*Information shown*.
========================================

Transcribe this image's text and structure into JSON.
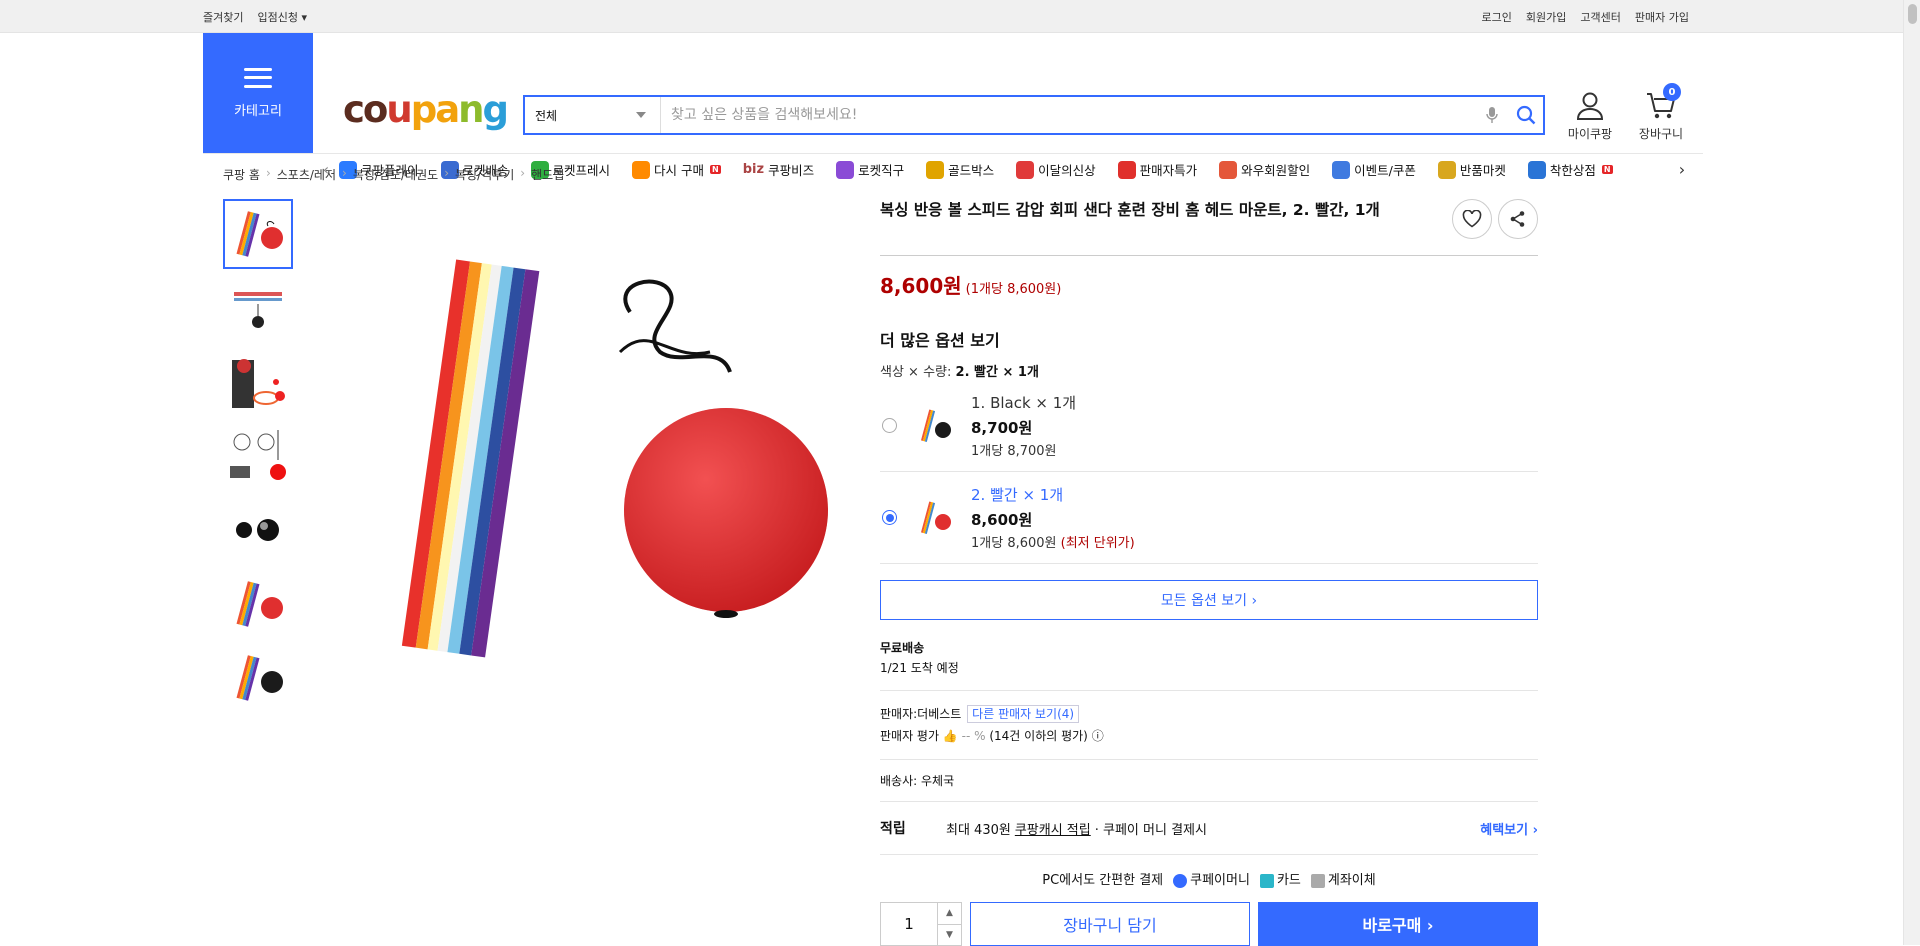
{
  "topbar": {
    "left": [
      "즐겨찾기",
      "입점신청"
    ],
    "right": [
      "로그인",
      "회원가입",
      "고객센터",
      "판매자 가입"
    ]
  },
  "header": {
    "category_label": "카테고리",
    "logo": [
      "co",
      "u",
      "pa",
      "n",
      "g"
    ],
    "search_category": "전체",
    "search_placeholder": "찾고 싶은 상품을 검색해보세요!",
    "mycoupang": "마이쿠팡",
    "cart": "장바구니",
    "cart_count": "0"
  },
  "gnb": [
    {
      "label": "쿠팡플레이",
      "icon": "play-icon",
      "color": "#2b7bff"
    },
    {
      "label": "로켓배송",
      "icon": "rocket-icon",
      "color": "#3a6bd1"
    },
    {
      "label": "로켓프레시",
      "icon": "rocket-fresh-icon",
      "color": "#2fae3f"
    },
    {
      "label": "다시 구매",
      "icon": "rebuy-icon",
      "color": "#ff8a00",
      "badge": "N"
    },
    {
      "label": "쿠팡비즈",
      "icon": "biz-icon",
      "color": "#a44",
      "prefix": "biz"
    },
    {
      "label": "로켓직구",
      "icon": "global-icon",
      "color": "#8a4bd6"
    },
    {
      "label": "골드박스",
      "icon": "goldbox-icon",
      "color": "#e0a400"
    },
    {
      "label": "이달의신상",
      "icon": "new-icon",
      "color": "#e03a3a"
    },
    {
      "label": "판매자특가",
      "icon": "seller-sale-icon",
      "color": "#e0302c"
    },
    {
      "label": "와우회원할인",
      "icon": "wow-icon",
      "color": "#e4573a"
    },
    {
      "label": "이벤트/쿠폰",
      "icon": "coupon-icon",
      "color": "#3f7ae0"
    },
    {
      "label": "반품마켓",
      "icon": "return-icon",
      "color": "#d8a71f"
    },
    {
      "label": "착한상점",
      "icon": "shop-icon",
      "color": "#2a74d6",
      "badge": "N"
    }
  ],
  "breadcrumb": [
    "쿠팡 홈",
    "스포츠/레저",
    "복싱/검도/태권도",
    "복싱/격투기",
    "핸드랩"
  ],
  "product": {
    "title": "복싱 반응 볼 스피드 감압 회피 샌다 훈련 장비 홈 헤드 마운트, 2. 빨간, 1개",
    "price": "8,600원",
    "unit_price": "(1개당 8,600원)",
    "more_options": "더 많은 옵션 보기",
    "option_label": "색상 × 수량:",
    "option_value": "2. 빨간 × 1개",
    "options": [
      {
        "name": "1. Black × 1개",
        "price": "8,700원",
        "unit": "1개당 8,700원",
        "low": "",
        "selected": false
      },
      {
        "name": "2. 빨간 × 1개",
        "price": "8,600원",
        "unit": "1개당 8,600원",
        "low": "(최저 단위가)",
        "selected": true
      }
    ],
    "all_options": "모든 옵션 보기 ›",
    "free_shipping": "무료배송",
    "arrival": "1/21 도착 예정",
    "seller_label": "판매자:",
    "seller_name": "더베스트",
    "other_sellers": "다른 판매자 보기(4)",
    "seller_rating_label": "판매자 평가",
    "seller_rating_value": "-- %",
    "seller_rating_note": "(14건 이하의 평가)",
    "delivery_label": "배송사:",
    "delivery_company": "우체국",
    "reward_label": "적립",
    "reward_prefix": "최대 430원",
    "reward_cash": "쿠팡캐시 적립",
    "reward_suffix": "· 쿠페이 머니 결제시",
    "benefit": "혜택보기 ›",
    "pay_text": "PC에서도 간편한 결제",
    "pay_methods": [
      "쿠페이머니",
      "카드",
      "계좌이체"
    ],
    "quantity": "1",
    "cart_button": "장바구니 담기",
    "buy_button": "바로구매 ›"
  }
}
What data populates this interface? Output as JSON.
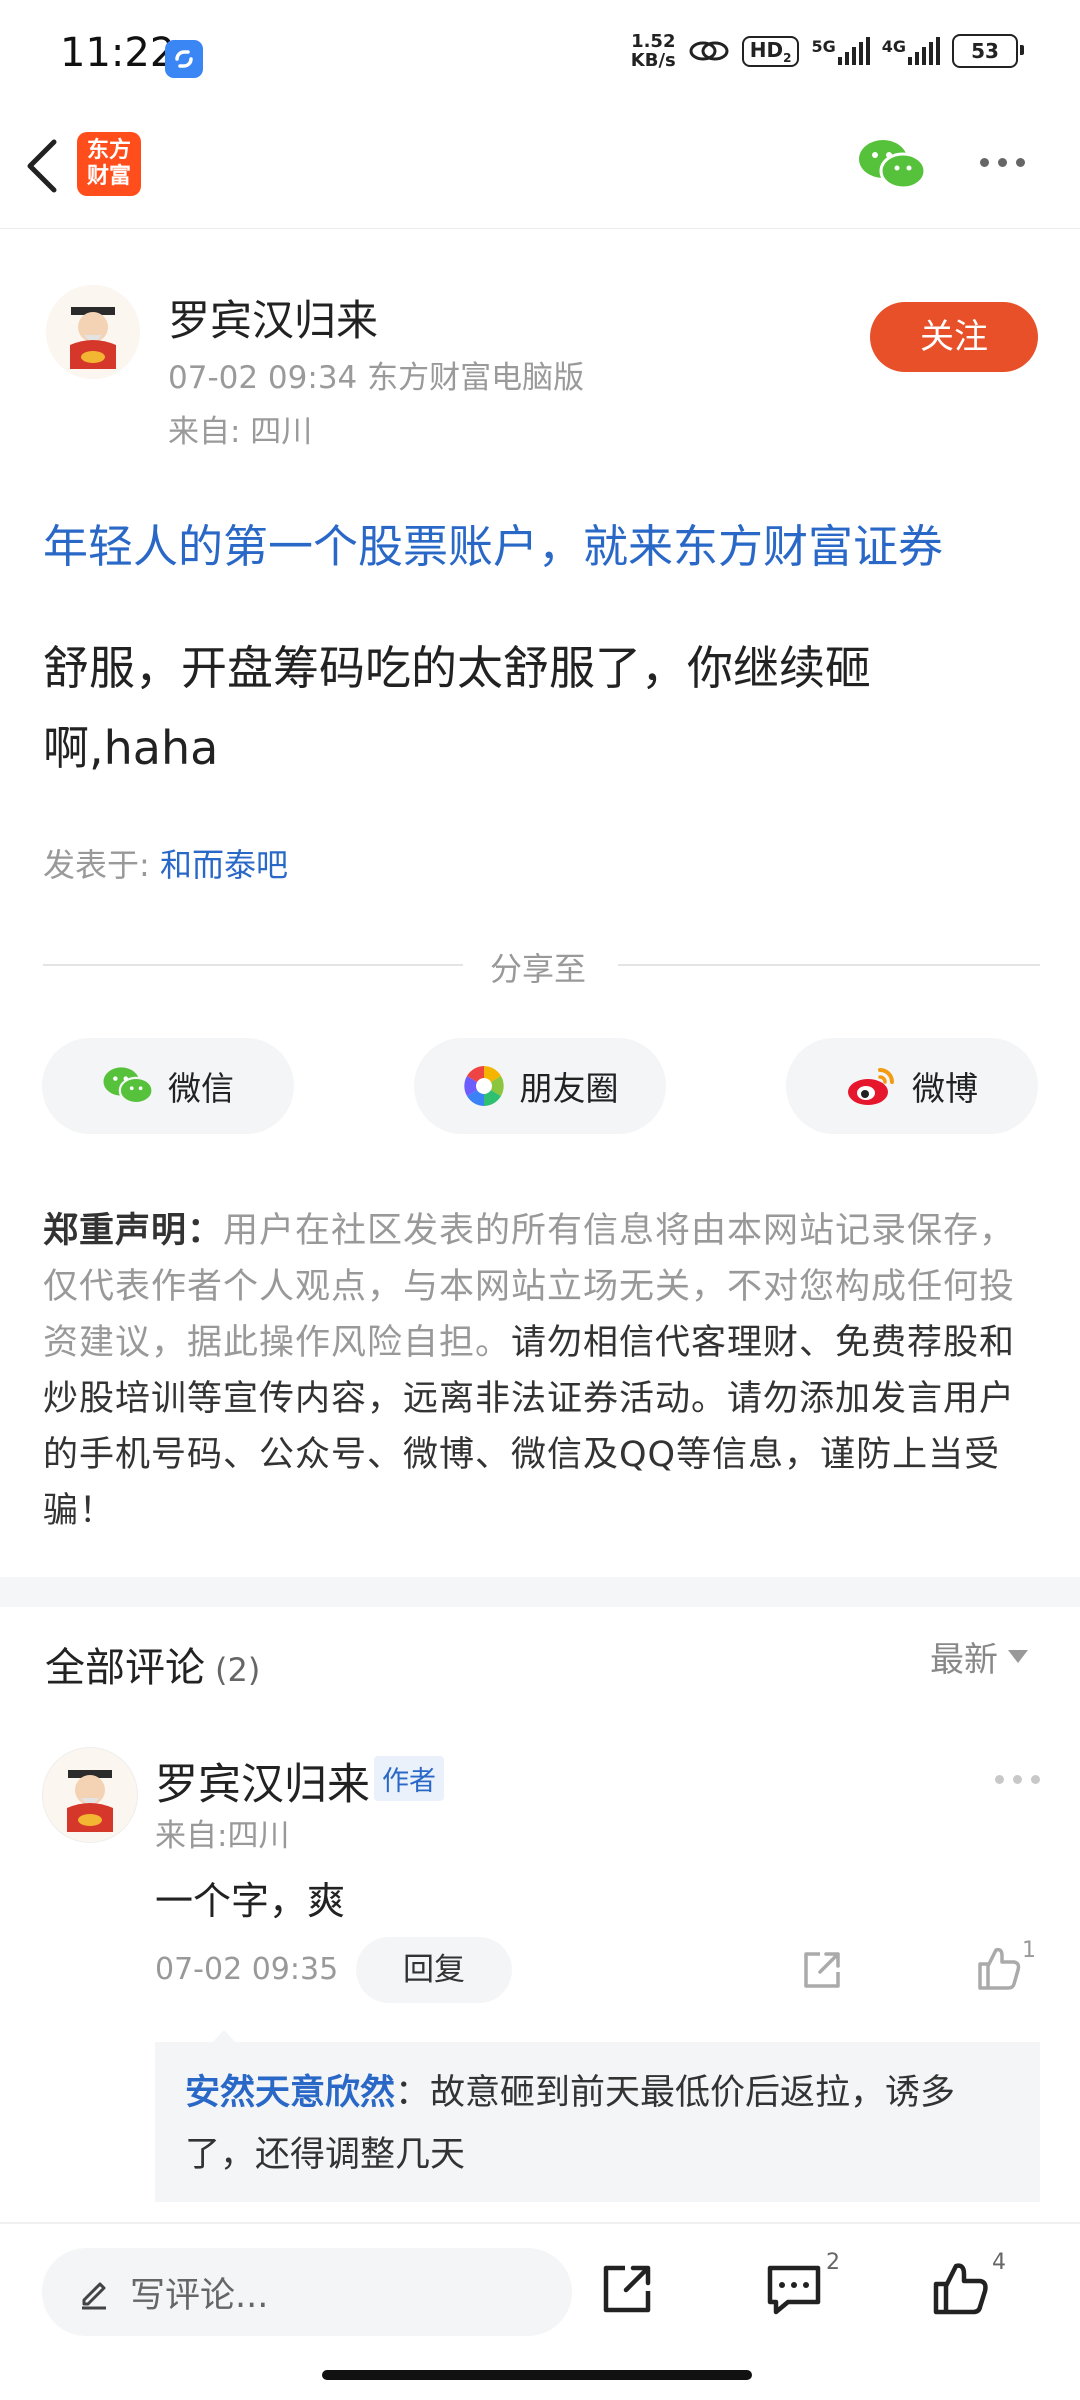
{
  "status_bar": {
    "time": "11:22",
    "net_speed_value": "1.52",
    "net_speed_unit": "KB/s",
    "hd_label": "HD",
    "hd_sub": "2",
    "signal_5g": "5G",
    "signal_4g": "4G",
    "battery": "53"
  },
  "nav": {
    "logo_line1": "东方",
    "logo_line2": "财富"
  },
  "post": {
    "author_name": "罗宾汉归来",
    "meta": "07-02 09:34 东方财富电脑版",
    "from": "来自: 四川",
    "follow_label": "关注",
    "ad_text": "年轻人的第一个股票账户，就来东方财富证券",
    "body_line1": "舒服，开盘筹码吃的太舒服了，你继续砸",
    "body_line2": "啊,haha",
    "posted_in_label": "发表于: ",
    "posted_in_link": "和而泰吧"
  },
  "share": {
    "label": "分享至",
    "wechat": "微信",
    "moments": "朋友圈",
    "weibo": "微博"
  },
  "disclaimer": {
    "title": "郑重声明：",
    "text": "用户在社区发表的所有信息将由本网站记录保存，仅代表作者个人观点，与本网站立场无关，不对您构成任何投资建议，据此操作风险自担。",
    "strong": "请勿相信代客理财、免费荐股和炒股培训等宣传内容，远离非法证券活动。请勿添加发言用户的手机号码、公众号、微博、微信及QQ等信息，谨防上当受骗！"
  },
  "comments": {
    "title": "全部评论",
    "count": "(2)",
    "sort": "最新",
    "items": [
      {
        "name": "罗宾汉归来",
        "tag": "作者",
        "from": "来自:四川",
        "text": "一个字，爽",
        "time": "07-02 09:35",
        "reply_label": "回复",
        "likes": "1",
        "reply": {
          "user": "安然天意欣然",
          "text": "：故意砸到前天最低价后返拉，诱多了，还得调整几天"
        }
      }
    ]
  },
  "bottom_bar": {
    "write_placeholder": "写评论...",
    "comment_count": "2",
    "like_count": "4"
  },
  "colors": {
    "accent_blue": "#2a68c7",
    "follow_orange": "#e8502a",
    "logo_orange": "#ff4e1b"
  }
}
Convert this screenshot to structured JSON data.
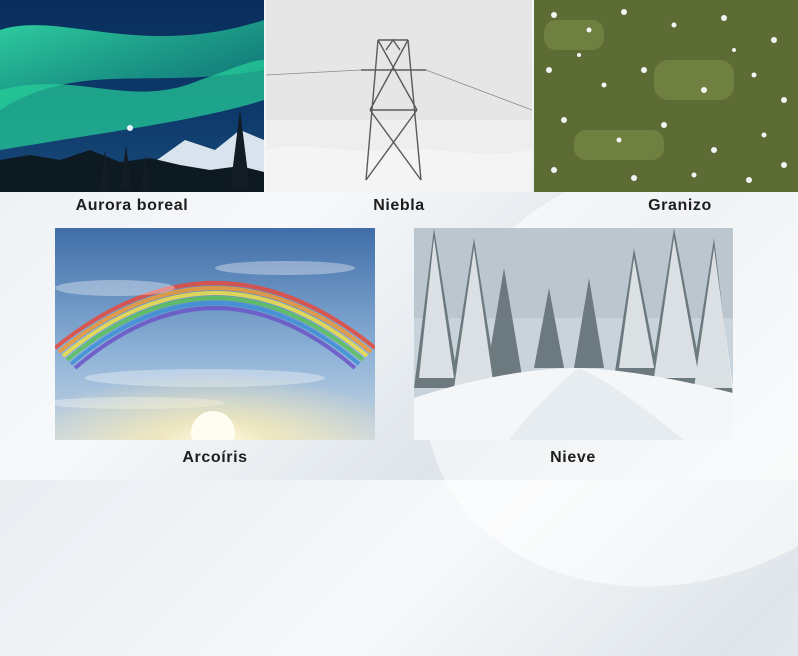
{
  "panels": [
    {
      "label": "Aurora boreal"
    },
    {
      "label": "Niebla"
    },
    {
      "label": "Granizo"
    },
    {
      "label": "Arcoíris"
    },
    {
      "label": "Nieve"
    }
  ]
}
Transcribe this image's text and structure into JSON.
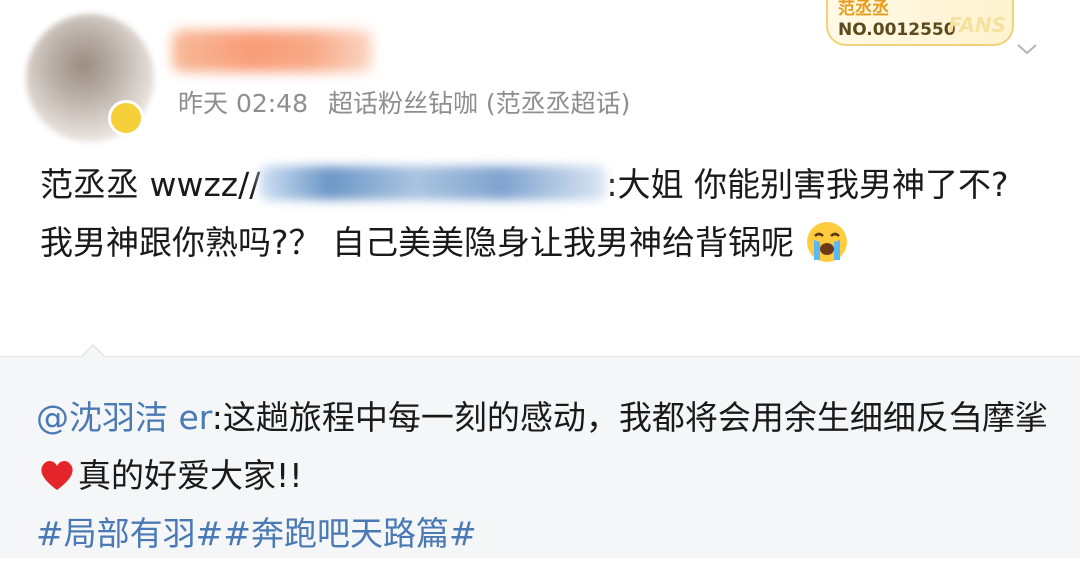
{
  "post": {
    "timestamp": "昨天 02:48",
    "source": "超话粉丝钻咖 (范丞丞超话)",
    "prefix": "范丞丞 wwzz//",
    "body": ":大姐  你能别害我男神了不? 我男神跟你熟吗?？  自己美美隐身让我男神给背锅呢",
    "emoji_icon": "loudly-crying-face-icon"
  },
  "fans_badge": {
    "name": "范丞丞",
    "number": "NO.0012550",
    "word": "FANS"
  },
  "repost": {
    "mention": "@沈羽洁 er",
    "text_before_heart": ":这趟旅程中每一刻的感动，我都将会用余生细细反刍摩挲",
    "text_after_heart": "真的好爱大家!!",
    "topics": "#局部有羽##奔跑吧天路篇#",
    "heart_icon": "red-heart-icon"
  },
  "colors": {
    "link": "#4a7ab5",
    "meta_text": "#8e8e8e",
    "repost_bg": "#f5f6f7",
    "badge_gold": "#e89a1a"
  }
}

========================================

*Do this*. Quote the material exactly. Pictures stay out.

*Response*.
Transcribe this image's text and structure into JSON.
{
  "topbar": {
    "left": [
      "즐겨찾기",
      "입점신청"
    ],
    "right": [
      "로그인",
      "회원가입",
      "고객센터",
      "판매자 가입"
    ]
  },
  "header": {
    "category_label": "카테고리",
    "logo": [
      "co",
      "u",
      "pa",
      "n",
      "g"
    ],
    "search_category": "전체",
    "search_placeholder": "찾고 싶은 상품을 검색해보세요!",
    "mycoupang": "마이쿠팡",
    "cart": "장바구니",
    "cart_count": "0"
  },
  "gnb": [
    {
      "label": "쿠팡플레이",
      "icon": "play-icon",
      "color": "#2b7bff"
    },
    {
      "label": "로켓배송",
      "icon": "rocket-icon",
      "color": "#3a6bd1"
    },
    {
      "label": "로켓프레시",
      "icon": "rocket-fresh-icon",
      "color": "#2fae3f"
    },
    {
      "label": "다시 구매",
      "icon": "rebuy-icon",
      "color": "#ff8a00",
      "badge": "N"
    },
    {
      "label": "쿠팡비즈",
      "icon": "biz-icon",
      "color": "#a44",
      "prefix": "biz"
    },
    {
      "label": "로켓직구",
      "icon": "global-icon",
      "color": "#8a4bd6"
    },
    {
      "label": "골드박스",
      "icon": "goldbox-icon",
      "color": "#e0a400"
    },
    {
      "label": "이달의신상",
      "icon": "new-icon",
      "color": "#e03a3a"
    },
    {
      "label": "판매자특가",
      "icon": "seller-sale-icon",
      "color": "#e0302c"
    },
    {
      "label": "와우회원할인",
      "icon": "wow-icon",
      "color": "#e4573a"
    },
    {
      "label": "이벤트/쿠폰",
      "icon": "coupon-icon",
      "color": "#3f7ae0"
    },
    {
      "label": "반품마켓",
      "icon": "return-icon",
      "color": "#d8a71f"
    },
    {
      "label": "착한상점",
      "icon": "shop-icon",
      "color": "#2a74d6",
      "badge": "N"
    }
  ],
  "breadcrumb": [
    "쿠팡 홈",
    "스포츠/레저",
    "복싱/검도/태권도",
    "복싱/격투기",
    "핸드랩"
  ],
  "product": {
    "title": "복싱 반응 볼 스피드 감압 회피 샌다 훈련 장비 홈 헤드 마운트, 2. 빨간, 1개",
    "price": "8,600원",
    "unit_price": "(1개당 8,600원)",
    "more_options": "더 많은 옵션 보기",
    "option_label": "색상 × 수량:",
    "option_value": "2. 빨간 × 1개",
    "options": [
      {
        "name": "1. Black × 1개",
        "price": "8,700원",
        "unit": "1개당 8,700원",
        "low": "",
        "selected": false
      },
      {
        "name": "2. 빨간 × 1개",
        "price": "8,600원",
        "unit": "1개당 8,600원",
        "low": "(최저 단위가)",
        "selected": true
      }
    ],
    "all_options": "모든 옵션 보기 ›",
    "free_shipping": "무료배송",
    "arrival": "1/21 도착 예정",
    "seller_label": "판매자:",
    "seller_name": "더베스트",
    "other_sellers": "다른 판매자 보기(4)",
    "seller_rating_label": "판매자 평가",
    "seller_rating_value": "-- %",
    "seller_rating_note": "(14건 이하의 평가)",
    "delivery_label": "배송사:",
    "delivery_company": "우체국",
    "reward_label": "적립",
    "reward_prefix": "최대 430원",
    "reward_cash": "쿠팡캐시 적립",
    "reward_suffix": "· 쿠페이 머니 결제시",
    "benefit": "혜택보기 ›",
    "pay_text": "PC에서도 간편한 결제",
    "pay_methods": [
      "쿠페이머니",
      "카드",
      "계좌이체"
    ],
    "quantity": "1",
    "cart_button": "장바구니 담기",
    "buy_button": "바로구매 ›"
  }
}
What data populates this interface? Output as JSON.
{
  "status_bar": {
    "time": "11:22",
    "net_speed_value": "1.52",
    "net_speed_unit": "KB/s",
    "hd_label": "HD",
    "hd_sub": "2",
    "signal_5g": "5G",
    "signal_4g": "4G",
    "battery": "53"
  },
  "nav": {
    "logo_line1": "东方",
    "logo_line2": "财富"
  },
  "post": {
    "author_name": "罗宾汉归来",
    "meta": "07-02 09:34 东方财富电脑版",
    "from": "来自: 四川",
    "follow_label": "关注",
    "ad_text": "年轻人的第一个股票账户，就来东方财富证券",
    "body_line1": "舒服，开盘筹码吃的太舒服了，你继续砸",
    "body_line2": "啊,haha",
    "posted_in_label": "发表于: ",
    "posted_in_link": "和而泰吧"
  },
  "share": {
    "label": "分享至",
    "wechat": "微信",
    "moments": "朋友圈",
    "weibo": "微博"
  },
  "disclaimer": {
    "title": "郑重声明：",
    "text": "用户在社区发表的所有信息将由本网站记录保存，仅代表作者个人观点，与本网站立场无关，不对您构成任何投资建议，据此操作风险自担。",
    "strong": "请勿相信代客理财、免费荐股和炒股培训等宣传内容，远离非法证券活动。请勿添加发言用户的手机号码、公众号、微博、微信及QQ等信息，谨防上当受骗！"
  },
  "comments": {
    "title": "全部评论",
    "count": "(2)",
    "sort": "最新",
    "items": [
      {
        "name": "罗宾汉归来",
        "tag": "作者",
        "from": "来自:四川",
        "text": "一个字，爽",
        "time": "07-02 09:35",
        "reply_label": "回复",
        "likes": "1",
        "reply": {
          "user": "安然天意欣然",
          "text": "：故意砸到前天最低价后返拉，诱多了，还得调整几天"
        }
      }
    ]
  },
  "bottom_bar": {
    "write_placeholder": "写评论...",
    "comment_count": "2",
    "like_count": "4"
  },
  "colors": {
    "accent_blue": "#2a68c7",
    "follow_orange": "#e8502a",
    "logo_orange": "#ff4e1b"
  }
}
Convert this screenshot to structured JSON data.
{
  "panels": [
    {
      "label": "Aurora boreal"
    },
    {
      "label": "Niebla"
    },
    {
      "label": "Granizo"
    },
    {
      "label": "Arcoíris"
    },
    {
      "label": "Nieve"
    }
  ]
}
Transcribe this image's text and structure into JSON.
{
  "post": {
    "timestamp": "昨天 02:48",
    "source": "超话粉丝钻咖 (范丞丞超话)",
    "prefix": "范丞丞 wwzz//",
    "body": ":大姐  你能别害我男神了不? 我男神跟你熟吗?？  自己美美隐身让我男神给背锅呢",
    "emoji_icon": "loudly-crying-face-icon"
  },
  "fans_badge": {
    "name": "范丞丞",
    "number": "NO.0012550",
    "word": "FANS"
  },
  "repost": {
    "mention": "@沈羽洁 er",
    "text_before_heart": ":这趟旅程中每一刻的感动，我都将会用余生细细反刍摩挲",
    "text_after_heart": "真的好爱大家!!",
    "topics": "#局部有羽##奔跑吧天路篇#",
    "heart_icon": "red-heart-icon"
  },
  "colors": {
    "link": "#4a7ab5",
    "meta_text": "#8e8e8e",
    "repost_bg": "#f5f6f7",
    "badge_gold": "#e89a1a"
  }
}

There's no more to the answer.